The problem:
Return each line of the listing below, unchanged, and omit the images.

**********

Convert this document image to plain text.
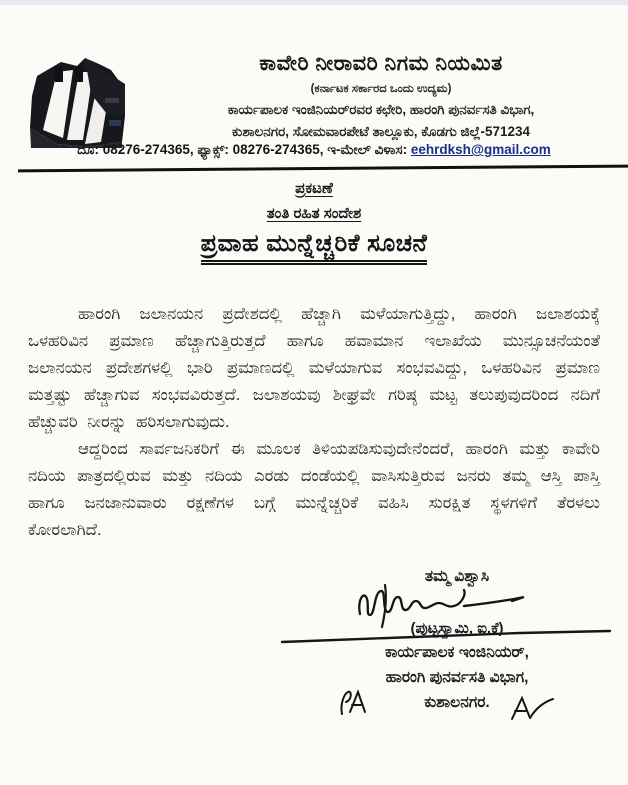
ಕಾವೇರಿ ನೀರಾವರಿ ನಿಗಮ ನಿಯಮಿತ
(ಕರ್ನಾಟಕ ಸರ್ಕಾರದ ಒಂದು ಉದ್ಯಮ)
ಕಾರ್ಯಪಾಲಕ ಇಂಜಿನಿಯರ್‌ರವರ ಕಛೇರಿ, ಹಾರಂಗಿ ಪುನರ್ವಸತಿ ವಿಭಾಗ,
ಕುಶಾಲನಗರ, ಸೋಮವಾರಪೇಟೆ ತಾಲ್ಲೂಕು, ಕೊಡಗು ಜಿಲ್ಲೆ-571234
ದೂ: 08276-274365, ಫ್ಯಾಕ್ಸ್: 08276-274365, ಇ-ಮೇಲ್ ವಿಳಾಸ: eehrdksh@gmail.com
ಪ್ರಕಟಣೆ
ತಂತಿ ರಹಿತ ಸಂದೇಶ
ಪ್ರವಾಹ ಮುನ್ನೆಚ್ಚರಿಕೆ ಸೂಚನೆ

ಹಾರಂಗಿ ಜಲಾನಯನ ಪ್ರದೇಶದಲ್ಲಿ ಹೆಚ್ಚಾಗಿ ಮಳೆಯಾಗುತ್ತಿದ್ದು, ಹಾರಂಗಿ ಜಲಾಶಯಕ್ಕೆ ಒಳಹರಿವಿನ ಪ್ರಮಾಣ ಹೆಚ್ಚಾಗುತ್ತಿರುತ್ತದೆ ಹಾಗೂ ಹವಾಮಾನ ಇಲಾಖೆಯ ಮುನ್ಸೂಚನೆಯಂತೆ ಜಲಾನಯನ ಪ್ರದೇಶಗಳಲ್ಲಿ ಭಾರಿ ಪ್ರಮಾಣದಲ್ಲಿ ಮಳೆಯಾಗುವ ಸಂಭವವಿದ್ದು, ಒಳಹರಿವಿನ ಪ್ರಮಾಣ ಮತ್ತಷ್ಟು ಹೆಚ್ಚಾಗುವ ಸಂಭವವಿರುತ್ತದೆ. ಜಲಾಶಯವು ಶೀಘ್ರವೇ ಗರಿಷ್ಠ ಮಟ್ಟ ತಲುಪುವುದರಿಂದ ನದಿಗೆ ಹೆಚ್ಚುವರಿ ನೀರನ್ನು ಹರಿಸಲಾಗುವುದು.

ಆದ್ದರಿಂದ ಸಾರ್ವಜನಿಕರಿಗೆ ಈ ಮೂಲಕ ತಿಳಿಯಪಡಿಸುವುದೇನೆಂದರೆ, ಹಾರಂಗಿ ಮತ್ತು ಕಾವೇರಿ ನದಿಯ ಪಾತ್ರದಲ್ಲಿರುವ ಮತ್ತು ನದಿಯ ಎರಡು ದಂಡೆಯಲ್ಲಿ ವಾಸಿಸುತ್ತಿರುವ ಜನರು ತಮ್ಮ ಆಸ್ತಿ ಪಾಸ್ತಿ ಹಾಗೂ ಜನಜಾನುವಾರು ರಕ್ಷಣೆಗಳ ಬಗ್ಗೆ ಮುನ್ನೆಚ್ಚರಿಕೆ ವಹಿಸಿ ಸುರಕ್ಷಿತ ಸ್ಥಳಗಳಿಗೆ ತೆರಳಲು ಕೋರಲಾಗಿದೆ.

ತಮ್ಮ ವಿಶ್ವಾಸಿ
(ಪುಟ್ಟಸ್ವಾಮಿ, ಐ.ಕೆ)
ಕಾರ್ಯಪಾಲಕ ಇಂಜಿನಿಯರ್,
ಹಾರಂಗಿ ಪುನರ್ವಸತಿ ವಿಭಾಗ,
ಕುಶಾಲನಗರ.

**********

Answer for the task:
Convert this document image to plain text.
ಕಾವೇರಿ ನೀರಾವರಿ ನಿಗಮ ನಿಯಮಿತ
(ಕರ್ನಾಟಕ ಸರ್ಕಾರದ ಒಂದು ಉದ್ಯಮ)
ಕಾರ್ಯಪಾಲಕ ಇಂಜಿನಿಯರ್‌ರವರ ಕಛೇರಿ, ಹಾರಂಗಿ ಪುನರ್ವಸತಿ ವಿಭಾಗ,
ಕುಶಾಲನಗರ, ಸೋಮವಾರಪೇಟೆ ತಾಲ್ಲೂಕು, ಕೊಡಗು ಜಿಲ್ಲೆ-571234
ದೂ: 08276-274365, ಫ್ಯಾಕ್ಸ್: 08276-274365, ಇ-ಮೇಲ್ ವಿಳಾಸ: eehrdksh@gmail.com
ಪ್ರಕಟಣೆ
ತಂತಿ ರಹಿತ ಸಂದೇಶ
ಪ್ರವಾಹ ಮುನ್ನೆಚ್ಚರಿಕೆ ಸೂಚನೆ

ಹಾರಂಗಿ ಜಲಾನಯನ ಪ್ರದೇಶದಲ್ಲಿ ಹೆಚ್ಚಾಗಿ ಮಳೆಯಾಗುತ್ತಿದ್ದು, ಹಾರಂಗಿ ಜಲಾಶಯಕ್ಕೆ ಒಳಹರಿವಿನ ಪ್ರಮಾಣ ಹೆಚ್ಚಾಗುತ್ತಿರುತ್ತದೆ ಹಾಗೂ ಹವಾಮಾನ ಇಲಾಖೆಯ ಮುನ್ಸೂಚನೆಯಂತೆ ಜಲಾನಯನ ಪ್ರದೇಶಗಳಲ್ಲಿ ಭಾರಿ ಪ್ರಮಾಣದಲ್ಲಿ ಮಳೆಯಾಗುವ ಸಂಭವವಿದ್ದು, ಒಳಹರಿವಿನ ಪ್ರಮಾಣ ಮತ್ತಷ್ಟು ಹೆಚ್ಚಾಗುವ ಸಂಭವವಿರುತ್ತದೆ. ಜಲಾಶಯವು ಶೀಘ್ರವೇ ಗರಿಷ್ಠ ಮಟ್ಟ ತಲುಪುವುದರಿಂದ ನದಿಗೆ ಹೆಚ್ಚುವರಿ ನೀರನ್ನು ಹರಿಸಲಾಗುವುದು.

ಆದ್ದರಿಂದ ಸಾರ್ವಜನಿಕರಿಗೆ ಈ ಮೂಲಕ ತಿಳಿಯಪಡಿಸುವುದೇನೆಂದರೆ, ಹಾರಂಗಿ ಮತ್ತು ಕಾವೇರಿ ನದಿಯ ಪಾತ್ರದಲ್ಲಿರುವ ಮತ್ತು ನದಿಯ ಎರಡು ದಂಡೆಯಲ್ಲಿ ವಾಸಿಸುತ್ತಿರುವ ಜನರು ತಮ್ಮ ಆಸ್ತಿ ಪಾಸ್ತಿ ಹಾಗೂ ಜನಜಾನುವಾರು ರಕ್ಷಣೆಗಳ ಬಗ್ಗೆ ಮುನ್ನೆಚ್ಚರಿಕೆ ವಹಿಸಿ ಸುರಕ್ಷಿತ ಸ್ಥಳಗಳಿಗೆ ತೆರಳಲು ಕೋರಲಾಗಿದೆ.

ತಮ್ಮ ವಿಶ್ವಾಸಿ
(ಪುಟ್ಟಸ್ವಾಮಿ, ಐ.ಕೆ)
ಕಾರ್ಯಪಾಲಕ ಇಂಜಿನಿಯರ್,
ಹಾರಂಗಿ ಪುನರ್ವಸತಿ ವಿಭಾಗ,
ಕುಶಾಲನಗರ.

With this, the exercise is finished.